- REQUEST: Repeat the whole of the data, keeping every detail the same.

(Saved entries)
════════════════
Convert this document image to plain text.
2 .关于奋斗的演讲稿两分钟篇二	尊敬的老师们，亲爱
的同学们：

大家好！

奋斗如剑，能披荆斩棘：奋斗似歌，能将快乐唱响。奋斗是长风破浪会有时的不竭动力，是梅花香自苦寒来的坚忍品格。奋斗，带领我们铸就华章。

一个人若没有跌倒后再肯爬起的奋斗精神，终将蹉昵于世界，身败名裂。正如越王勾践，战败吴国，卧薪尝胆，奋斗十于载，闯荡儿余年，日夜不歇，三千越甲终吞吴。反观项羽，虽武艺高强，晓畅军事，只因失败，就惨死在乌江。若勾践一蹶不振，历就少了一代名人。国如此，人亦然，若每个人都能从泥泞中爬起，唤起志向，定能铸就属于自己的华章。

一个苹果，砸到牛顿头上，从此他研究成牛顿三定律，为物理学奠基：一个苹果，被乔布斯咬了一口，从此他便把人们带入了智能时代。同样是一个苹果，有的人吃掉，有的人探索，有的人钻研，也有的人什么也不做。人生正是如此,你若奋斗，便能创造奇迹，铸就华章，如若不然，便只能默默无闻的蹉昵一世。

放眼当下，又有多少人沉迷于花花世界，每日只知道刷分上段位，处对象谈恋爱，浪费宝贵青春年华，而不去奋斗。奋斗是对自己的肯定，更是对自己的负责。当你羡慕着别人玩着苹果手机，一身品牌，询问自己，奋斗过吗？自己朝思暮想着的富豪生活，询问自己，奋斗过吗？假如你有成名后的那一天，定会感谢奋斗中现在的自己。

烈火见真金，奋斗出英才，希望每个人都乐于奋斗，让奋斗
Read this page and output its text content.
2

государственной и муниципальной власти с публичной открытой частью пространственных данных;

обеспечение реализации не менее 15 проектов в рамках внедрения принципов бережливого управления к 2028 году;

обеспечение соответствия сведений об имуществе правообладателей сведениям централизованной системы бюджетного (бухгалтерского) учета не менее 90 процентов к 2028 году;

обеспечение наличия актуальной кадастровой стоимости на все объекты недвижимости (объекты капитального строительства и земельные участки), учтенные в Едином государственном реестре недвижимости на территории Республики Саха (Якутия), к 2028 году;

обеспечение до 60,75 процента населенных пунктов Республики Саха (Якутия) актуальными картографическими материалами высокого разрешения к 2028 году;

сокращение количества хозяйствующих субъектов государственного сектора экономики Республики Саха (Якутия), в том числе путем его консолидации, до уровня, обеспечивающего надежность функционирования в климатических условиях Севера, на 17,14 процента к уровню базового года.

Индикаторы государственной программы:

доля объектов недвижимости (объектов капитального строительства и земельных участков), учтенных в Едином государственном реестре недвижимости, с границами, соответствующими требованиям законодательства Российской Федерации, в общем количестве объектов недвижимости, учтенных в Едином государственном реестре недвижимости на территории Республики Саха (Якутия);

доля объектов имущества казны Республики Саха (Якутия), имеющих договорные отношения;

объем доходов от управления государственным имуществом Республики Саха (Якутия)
════════════════
- EXERCISE RESULT:
Convert this document image to plain text.
2 .关于奋斗的演讲稿两分钟篇二	尊敬的老师们，亲爱
的同学们：

大家好！

奋斗如剑，能披荆斩棘：奋斗似歌，能将快乐唱响。奋斗是长风破浪会有时的不竭动力，是梅花香自苦寒来的坚忍品格。奋斗，带领我们铸就华章。

一个人若没有跌倒后再肯爬起的奋斗精神，终将蹉昵于世界，身败名裂。正如越王勾践，战败吴国，卧薪尝胆，奋斗十于载，闯荡儿余年，日夜不歇，三千越甲终吞吴。反观项羽，虽武艺高强，晓畅军事，只因失败，就惨死在乌江。若勾践一蹶不振，历就少了一代名人。国如此，人亦然，若每个人都能从泥泞中爬起，唤起志向，定能铸就属于自己的华章。

一个苹果，砸到牛顿头上，从此他研究成牛顿三定律，为物理学奠基：一个苹果，被乔布斯咬了一口，从此他便把人们带入了智能时代。同样是一个苹果，有的人吃掉，有的人探索，有的人钻研，也有的人什么也不做。人生正是如此,你若奋斗，便能创造奇迹，铸就华章，如若不然，便只能默默无闻的蹉昵一世。

放眼当下，又有多少人沉迷于花花世界，每日只知道刷分上段位，处对象谈恋爱，浪费宝贵青春年华，而不去奋斗。奋斗是对自己的肯定，更是对自己的负责。当你羡慕着别人玩着苹果手机，一身品牌，询问自己，奋斗过吗？自己朝思暮想着的富豪生活，询问自己，奋斗过吗？假如你有成名后的那一天，定会感谢奋斗中现在的自己。

烈火见真金，奋斗出英才，希望每个人都乐于奋斗，让奋斗
Read this page and output its text content.
2

государственной и муниципальной власти с публичной открытой частью пространственных данных;

обеспечение реализации не менее 15 проектов в рамках внедрения принципов бережливого управления к 2028 году;

обеспечение соответствия сведений об имуществе правообладателей сведениям централизованной системы бюджетного (бухгалтерского) учета не менее 90 процентов к 2028 году;

обеспечение наличия актуальной кадастровой стоимости на все объекты недвижимости (объекты капитального строительства и земельные участки), учтенные в Едином государственном реестре недвижимости на территории Республики Саха (Якутия), к 2028 году;

обеспечение до 60,75 процента населенных пунктов Республики Саха (Якутия) актуальными картографическими материалами высокого разрешения к 2028 году;

сокращение количества хозяйствующих субъектов государственного сектора экономики Республики Саха (Якутия), в том числе путем его консолидации, до уровня, обеспечивающего надежность функционирования в климатических условиях Севера, на 17,14 процента к уровню базового года.

Индикаторы государственной программы:

доля объектов недвижимости (объектов капитального строительства и земельных участков), учтенных в Едином государственном реестре недвижимости, с границами, соответствующими требованиям законодательства Российской Федерации, в общем количестве объектов недвижимости, учтенных в Едином государственном реестре недвижимости на территории Республики Саха (Якутия);

доля объектов имущества казны Республики Саха (Якутия), имеющих договорные отношения;

объем доходов от управления государственным имуществом Республики Саха (Якутия)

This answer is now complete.